Exercise
From the listing below, work out how many lines contain "中证商品期货价格指数". Reply with that number only.
start Data for this exercise
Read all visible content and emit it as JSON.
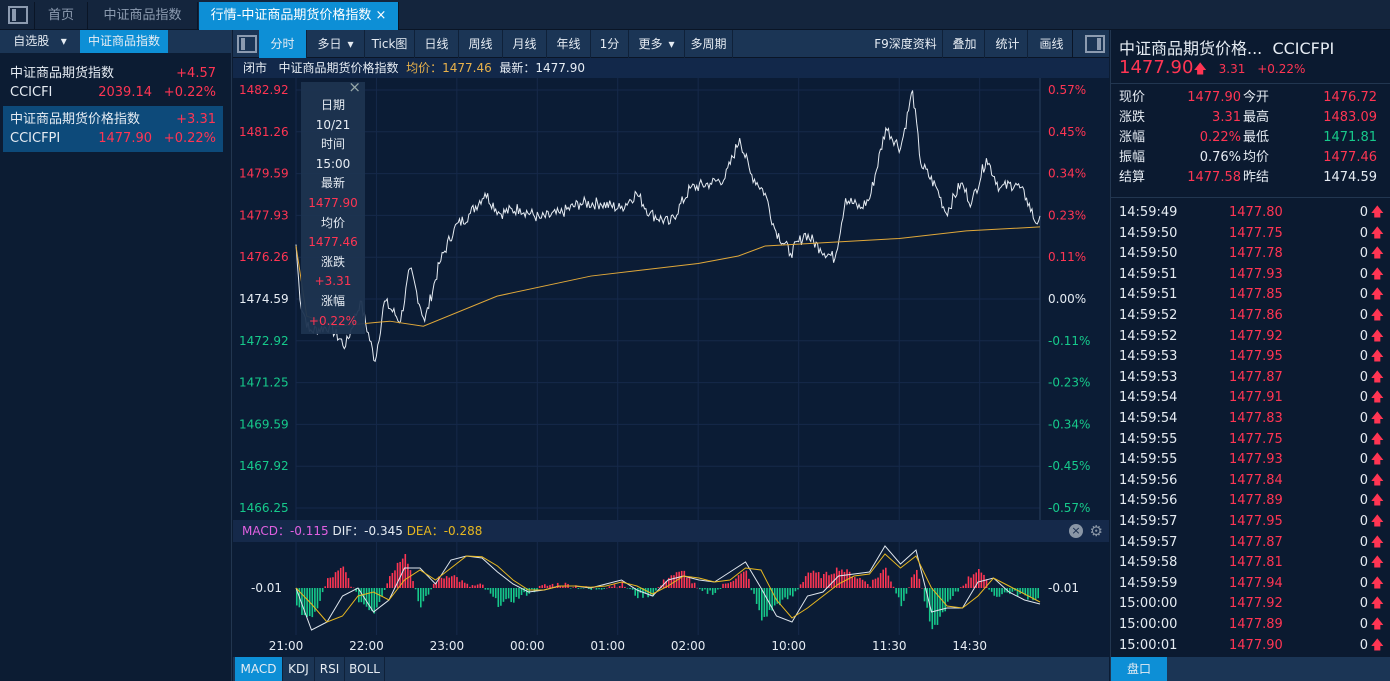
{
  "tabs": [
    {
      "label": "首页"
    },
    {
      "label": "中证商品指数"
    },
    {
      "label": "行情-中证商品期货价格指数",
      "close": "×"
    }
  ],
  "sidebar": {
    "dropdown": "自选股",
    "dropdown_arrow": "▾",
    "active_tab": "中证商品指数",
    "items": [
      {
        "name": "中证商品期货指数",
        "code": "CCICFI",
        "price": "2039.14",
        "change": "+4.57",
        "pct": "+0.22%"
      },
      {
        "name": "中证商品期货价格指数",
        "code": "CCICFPI",
        "price": "1477.90",
        "change": "+3.31",
        "pct": "+0.22%",
        "selected": true
      }
    ]
  },
  "toolbar": {
    "items": [
      "分时",
      "多日",
      "Tick图",
      "日线",
      "周线",
      "月线",
      "年线",
      "1分",
      "更多",
      "多周期"
    ],
    "active": "分时",
    "right": [
      "F9深度资料",
      "叠加",
      "统计",
      "画线"
    ],
    "arrow": "▾"
  },
  "status": {
    "state": "闭市",
    "name": "中证商品期货价格指数",
    "avg_label": "均价：1477.46",
    "last_label": "最新：1477.90"
  },
  "tooltip": {
    "close": "×",
    "rows": [
      [
        "日期",
        "10/21"
      ],
      [
        "时间",
        "15:00"
      ],
      [
        "最新",
        "1477.90"
      ],
      [
        "均价",
        "1477.46"
      ],
      [
        "涨跌",
        "+3.31"
      ],
      [
        "涨幅",
        "+0.22%"
      ]
    ]
  },
  "chart_data": {
    "type": "line",
    "y_left_ticks": [
      "1482.92",
      "1481.26",
      "1479.59",
      "1477.93",
      "1476.26",
      "1474.59",
      "1472.92",
      "1471.25",
      "1469.59",
      "1467.92",
      "1466.25"
    ],
    "y_right_ticks": [
      "0.57%",
      "0.45%",
      "0.34%",
      "0.23%",
      "0.11%",
      "0.00%",
      "-0.11%",
      "-0.23%",
      "-0.34%",
      "-0.45%",
      "-0.57%"
    ],
    "ylim": [
      1466.25,
      1482.92
    ],
    "prev_settle": 1474.59,
    "x_ticks": [
      "21:00",
      "22:00",
      "23:00",
      "00:00",
      "01:00",
      "02:00",
      "10:00",
      "11:30",
      "14:30"
    ],
    "x_tick_minutes": [
      0,
      60,
      120,
      180,
      240,
      300,
      375,
      450,
      510
    ],
    "total_minutes": 555,
    "price": [
      [
        0,
        1476.76
      ],
      [
        3,
        1474.55
      ],
      [
        10,
        1473.3
      ],
      [
        25,
        1473.5
      ],
      [
        37,
        1472.7
      ],
      [
        48,
        1474.5
      ],
      [
        59,
        1472.1
      ],
      [
        66,
        1474.5
      ],
      [
        78,
        1473.7
      ],
      [
        85,
        1475.8
      ],
      [
        96,
        1473.7
      ],
      [
        107,
        1476.0
      ],
      [
        118,
        1477.4
      ],
      [
        130,
        1478.0
      ],
      [
        141,
        1478.8
      ],
      [
        152,
        1478.0
      ],
      [
        167,
        1478.2
      ],
      [
        182,
        1477.8
      ],
      [
        197,
        1478.0
      ],
      [
        212,
        1478.4
      ],
      [
        227,
        1478.4
      ],
      [
        242,
        1478.2
      ],
      [
        254,
        1478.8
      ],
      [
        264,
        1478.0
      ],
      [
        279,
        1477.6
      ],
      [
        294,
        1479.0
      ],
      [
        309,
        1479.2
      ],
      [
        320,
        1479.4
      ],
      [
        331,
        1481.0
      ],
      [
        339,
        1479.6
      ],
      [
        350,
        1478.8
      ],
      [
        357,
        1477.4
      ],
      [
        369,
        1476.4
      ],
      [
        380,
        1477.2
      ],
      [
        391,
        1476.6
      ],
      [
        402,
        1476.2
      ],
      [
        410,
        1478.6
      ],
      [
        421,
        1478.2
      ],
      [
        428,
        1478.6
      ],
      [
        440,
        1481.4
      ],
      [
        451,
        1480.6
      ],
      [
        460,
        1482.9
      ],
      [
        466,
        1480.0
      ],
      [
        478,
        1479.0
      ],
      [
        485,
        1478.0
      ],
      [
        496,
        1479.2
      ],
      [
        504,
        1478.4
      ],
      [
        515,
        1480.2
      ],
      [
        525,
        1479.0
      ],
      [
        537,
        1479.2
      ],
      [
        545,
        1478.6
      ],
      [
        552,
        1477.6
      ],
      [
        555,
        1477.9
      ]
    ],
    "avg": [
      [
        0,
        1476.7
      ],
      [
        8,
        1473.9
      ],
      [
        30,
        1473.5
      ],
      [
        70,
        1473.7
      ],
      [
        95,
        1473.5
      ],
      [
        150,
        1474.7
      ],
      [
        220,
        1475.5
      ],
      [
        300,
        1476.0
      ],
      [
        330,
        1476.3
      ],
      [
        350,
        1476.7
      ],
      [
        450,
        1477.0
      ],
      [
        500,
        1477.3
      ],
      [
        555,
        1477.46
      ]
    ],
    "colors": {
      "price": "#e6ecf3",
      "avg": "#e0a83a",
      "up": "#ff3553",
      "down": "#16c98b"
    },
    "macd": {
      "label": "MACD：-0.115",
      "dif_label": "DIF：-0.345",
      "dea_label": "DEA：-0.288",
      "axis_label": "-0.01",
      "hist": [
        -0.5,
        -0.8,
        0.2,
        0.5,
        -0.3,
        -0.6,
        0.3,
        0.9,
        -0.5,
        0.2,
        0.35,
        0.05,
        0.05,
        -0.4,
        -0.3,
        -0.1,
        0.05,
        0.1,
        0.05,
        -0.05,
        0.05,
        0.1,
        -0.2,
        -0.15,
        0.3,
        0.4,
        -0.1,
        -0.1,
        0.2,
        0.4,
        -0.8,
        -0.4,
        -0.2,
        0.4,
        0.3,
        0.5,
        0.3,
        0.1,
        0.5,
        -0.4,
        0.5,
        -1.1,
        -0.4,
        0.1,
        0.5,
        -0.2,
        -0.1,
        -0.2,
        -0.3
      ],
      "dif": [
        0,
        -1.05,
        -0.85,
        -0.2,
        0,
        -0.6,
        -0.3,
        0.5,
        0.5,
        0.1,
        0.7,
        0.8,
        0.75,
        0.4,
        0.1,
        -0.1,
        -0.05,
        0.05,
        0.05,
        0,
        0.1,
        0.2,
        -0.05,
        -0.2,
        0.2,
        0.3,
        0.2,
        0.15,
        0.4,
        0.65,
        0,
        -0.7,
        -0.85,
        -0.2,
        -0.1,
        0.3,
        0.35,
        0.4,
        1.05,
        0.6,
        0.95,
        -0.6,
        -0.5,
        -0.5,
        0.15,
        0.25,
        -0.1,
        -0.3,
        -0.4
      ],
      "dea": [
        0,
        -0.4,
        -0.85,
        -0.7,
        -0.2,
        -0.1,
        -0.3,
        0.2,
        0.45,
        0.2,
        0.5,
        0.8,
        0.78,
        0.55,
        0.2,
        -0.05,
        -0.05,
        0.05,
        0.05,
        0.02,
        0.05,
        0.15,
        0.05,
        -0.15,
        0.05,
        0.3,
        0.25,
        0.15,
        0.2,
        0.5,
        0.45,
        -0.3,
        -0.75,
        -0.5,
        -0.2,
        0.1,
        0.3,
        0.35,
        0.85,
        0.5,
        0.8,
        0,
        -0.45,
        -0.5,
        -0.2,
        0.25,
        0.05,
        -0.15,
        -0.35
      ]
    }
  },
  "indicator_tabs": [
    "MACD",
    "KDJ",
    "RSI",
    "BOLL"
  ],
  "quote": {
    "title": "中证商品期货价格...",
    "code": "CCICFPI",
    "price": "1477.90",
    "arrow": "🡅",
    "change": "3.31",
    "pct": "+0.22%",
    "stats": [
      [
        "现价",
        "1477.90",
        "red",
        "今开",
        "1476.72",
        "red"
      ],
      [
        "涨跌",
        "3.31",
        "red",
        "最高",
        "1483.09",
        "red"
      ],
      [
        "涨幅",
        "0.22%",
        "red",
        "最低",
        "1471.81",
        "green"
      ],
      [
        "振幅",
        "0.76%",
        "white",
        "均价",
        "1477.46",
        "red"
      ],
      [
        "结算",
        "1477.58",
        "red",
        "昨结",
        "1474.59",
        "white"
      ]
    ],
    "ticks": [
      [
        "14:59:49",
        "1477.80",
        "0"
      ],
      [
        "14:59:50",
        "1477.75",
        "0"
      ],
      [
        "14:59:50",
        "1477.78",
        "0"
      ],
      [
        "14:59:51",
        "1477.93",
        "0"
      ],
      [
        "14:59:51",
        "1477.85",
        "0"
      ],
      [
        "14:59:52",
        "1477.86",
        "0"
      ],
      [
        "14:59:52",
        "1477.92",
        "0"
      ],
      [
        "14:59:53",
        "1477.95",
        "0"
      ],
      [
        "14:59:53",
        "1477.87",
        "0"
      ],
      [
        "14:59:54",
        "1477.91",
        "0"
      ],
      [
        "14:59:54",
        "1477.83",
        "0"
      ],
      [
        "14:59:55",
        "1477.75",
        "0"
      ],
      [
        "14:59:55",
        "1477.93",
        "0"
      ],
      [
        "14:59:56",
        "1477.84",
        "0"
      ],
      [
        "14:59:56",
        "1477.89",
        "0"
      ],
      [
        "14:59:57",
        "1477.95",
        "0"
      ],
      [
        "14:59:57",
        "1477.87",
        "0"
      ],
      [
        "14:59:58",
        "1477.81",
        "0"
      ],
      [
        "14:59:59",
        "1477.94",
        "0"
      ],
      [
        "15:00:00",
        "1477.92",
        "0"
      ],
      [
        "15:00:00",
        "1477.89",
        "0"
      ],
      [
        "15:00:01",
        "1477.90",
        "0"
      ]
    ],
    "tick_arrow": "🡅",
    "bottom_tab": "盘口"
  }
}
end Data for this exercise
Solution for this problem
3